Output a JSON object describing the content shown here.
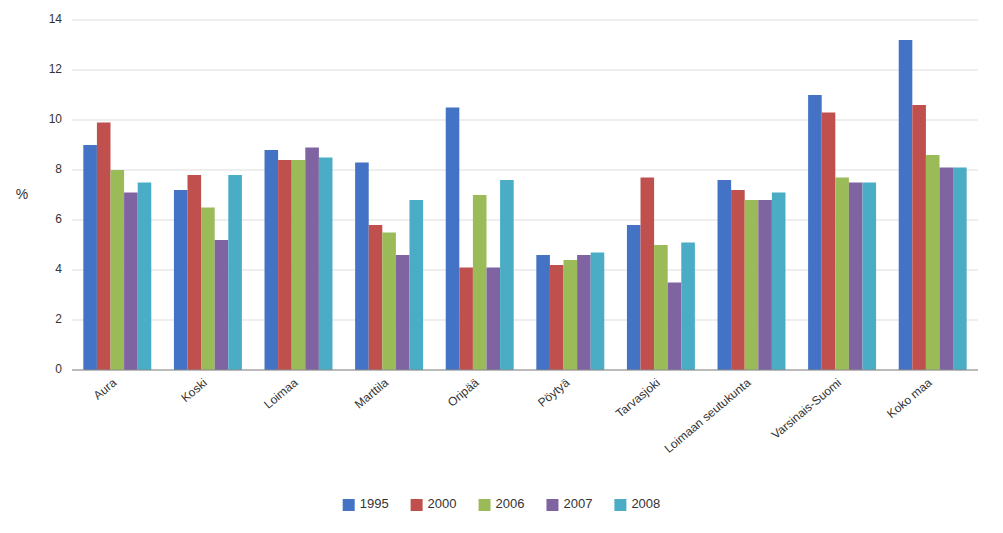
{
  "chart_data": {
    "type": "bar",
    "categories": [
      "Aura",
      "Koski",
      "Loimaa",
      "Marttila",
      "Oripää",
      "Pöytyä",
      "Tarvasjoki",
      "Loimaan seutukunta",
      "Varsinais-Suomi",
      "Koko maa"
    ],
    "series": [
      {
        "name": "1995",
        "color": "#4472C4",
        "values": [
          9.0,
          7.2,
          8.8,
          8.3,
          10.5,
          4.6,
          5.8,
          7.6,
          11.0,
          13.2
        ]
      },
      {
        "name": "2000",
        "color": "#C0504D",
        "values": [
          9.9,
          7.8,
          8.4,
          5.8,
          4.1,
          4.2,
          7.7,
          7.2,
          10.3,
          10.6
        ]
      },
      {
        "name": "2006",
        "color": "#9BBB59",
        "values": [
          8.0,
          6.5,
          8.4,
          5.5,
          7.0,
          4.4,
          5.0,
          6.8,
          7.7,
          8.6
        ]
      },
      {
        "name": "2007",
        "color": "#8064A2",
        "values": [
          7.1,
          5.2,
          8.9,
          4.6,
          4.1,
          4.6,
          3.5,
          6.8,
          7.5,
          8.1
        ]
      },
      {
        "name": "2008",
        "color": "#4BACC6",
        "values": [
          7.5,
          7.8,
          8.5,
          6.8,
          7.6,
          4.7,
          5.1,
          7.1,
          7.5,
          8.1
        ]
      }
    ],
    "ylabel": "%",
    "ylim": [
      0,
      14
    ],
    "yticks": [
      0,
      2,
      4,
      6,
      8,
      10,
      12,
      14
    ],
    "grid": true,
    "legend": "bottom"
  }
}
● ● ● ●
* _Requirements_: Pull out all lines from the entries above that include the word "color".

* _Task result_:
        "color": "#4472C4",
        "color": "#C0504D",
        "color": "#9BBB59",
        "color": "#8064A2",
        "color": "#4BACC6",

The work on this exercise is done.